◆ **Short exercise**
Your task is to retype each line of the data below exactly.

◆ **Excerpted data**
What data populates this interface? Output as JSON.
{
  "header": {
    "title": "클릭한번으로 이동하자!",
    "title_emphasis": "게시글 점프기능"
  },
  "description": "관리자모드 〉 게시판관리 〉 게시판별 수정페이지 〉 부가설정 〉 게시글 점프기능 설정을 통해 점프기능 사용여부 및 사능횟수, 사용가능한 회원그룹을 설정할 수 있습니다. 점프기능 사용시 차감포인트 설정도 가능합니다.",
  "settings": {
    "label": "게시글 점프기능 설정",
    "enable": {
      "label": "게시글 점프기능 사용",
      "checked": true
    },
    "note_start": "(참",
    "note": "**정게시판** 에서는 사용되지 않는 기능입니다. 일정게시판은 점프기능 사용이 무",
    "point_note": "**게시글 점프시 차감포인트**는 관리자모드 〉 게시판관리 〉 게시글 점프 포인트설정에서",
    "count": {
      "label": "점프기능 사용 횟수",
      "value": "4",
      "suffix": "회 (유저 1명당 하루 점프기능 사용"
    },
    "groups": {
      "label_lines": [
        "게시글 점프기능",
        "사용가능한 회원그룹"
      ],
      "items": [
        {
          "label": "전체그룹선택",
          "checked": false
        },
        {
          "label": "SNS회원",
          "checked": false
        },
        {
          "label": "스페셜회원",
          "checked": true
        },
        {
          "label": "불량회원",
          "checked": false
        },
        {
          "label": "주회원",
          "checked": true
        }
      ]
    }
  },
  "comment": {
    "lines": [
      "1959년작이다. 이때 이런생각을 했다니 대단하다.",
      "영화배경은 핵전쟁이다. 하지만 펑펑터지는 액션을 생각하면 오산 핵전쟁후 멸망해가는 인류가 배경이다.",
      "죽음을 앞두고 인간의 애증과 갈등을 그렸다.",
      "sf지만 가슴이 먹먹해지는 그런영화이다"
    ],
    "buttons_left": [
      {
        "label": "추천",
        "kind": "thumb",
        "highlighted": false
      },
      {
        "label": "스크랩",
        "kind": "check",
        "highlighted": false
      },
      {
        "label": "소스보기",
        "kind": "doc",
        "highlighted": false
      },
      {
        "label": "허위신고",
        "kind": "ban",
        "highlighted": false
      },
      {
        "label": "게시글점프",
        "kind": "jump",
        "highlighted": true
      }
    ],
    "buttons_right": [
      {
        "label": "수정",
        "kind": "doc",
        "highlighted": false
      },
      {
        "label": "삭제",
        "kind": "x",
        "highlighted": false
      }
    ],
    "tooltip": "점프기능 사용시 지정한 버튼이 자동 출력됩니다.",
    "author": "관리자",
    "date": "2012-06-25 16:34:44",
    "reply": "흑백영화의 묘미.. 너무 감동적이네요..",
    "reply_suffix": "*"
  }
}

◆ **Written response**
What data populates this interface? Output as JSON.
{
  "header": {
    "title": "클릭한번으로 이동하자!",
    "title_emphasis": "게시글 점프기능"
  },
  "description": "관리자모드 〉 게시판관리 〉 게시판별 수정페이지 〉 부가설정 〉 게시글 점프기능 설정을 통해 점프기능 사용여부 및 사능횟수, 사용가능한 회원그룹을 설정할 수 있습니다. 점프기능 사용시 차감포인트 설정도 가능합니다.",
  "settings": {
    "label": "게시글 점프기능 설정",
    "enable": {
      "label": "게시글 점프기능 사용",
      "checked": true
    },
    "note_start": "(참",
    "note": "**정게시판** 에서는 사용되지 않는 기능입니다. 일정게시판은 점프기능 사용이 무",
    "point_note": "**게시글 점프시 차감포인트**는 관리자모드 〉 게시판관리 〉 게시글 점프 포인트설정에서",
    "count": {
      "label": "점프기능 사용 횟수",
      "value": "4",
      "suffix": "회 (유저 1명당 하루 점프기능 사용"
    },
    "groups": {
      "label_lines": [
        "게시글 점프기능",
        "사용가능한 회원그룹"
      ],
      "items": [
        {
          "label": "전체그룹선택",
          "checked": false
        },
        {
          "label": "SNS회원",
          "checked": false
        },
        {
          "label": "스페셜회원",
          "checked": true
        },
        {
          "label": "불량회원",
          "checked": false
        },
        {
          "label": "주회원",
          "checked": true
        }
      ]
    }
  },
  "comment": {
    "lines": [
      "1959년작이다. 이때 이런생각을 했다니 대단하다.",
      "영화배경은 핵전쟁이다. 하지만 펑펑터지는 액션을 생각하면 오산 핵전쟁후 멸망해가는 인류가 배경이다.",
      "죽음을 앞두고 인간의 애증과 갈등을 그렸다.",
      "sf지만 가슴이 먹먹해지는 그런영화이다"
    ],
    "buttons_left": [
      {
        "label": "추천",
        "kind": "thumb",
        "highlighted": false
      },
      {
        "label": "스크랩",
        "kind": "check",
        "highlighted": false
      },
      {
        "label": "소스보기",
        "kind": "doc",
        "highlighted": false
      },
      {
        "label": "허위신고",
        "kind": "ban",
        "highlighted": false
      },
      {
        "label": "게시글점프",
        "kind": "jump",
        "highlighted": true
      }
    ],
    "buttons_right": [
      {
        "label": "수정",
        "kind": "doc",
        "highlighted": false
      },
      {
        "label": "삭제",
        "kind": "x",
        "highlighted": false
      }
    ],
    "tooltip": "점프기능 사용시 지정한 버튼이 자동 출력됩니다.",
    "author": "관리자",
    "date": "2012-06-25 16:34:44",
    "reply": "흑백영화의 묘미.. 너무 감동적이네요..",
    "reply_suffix": "*"
  }
}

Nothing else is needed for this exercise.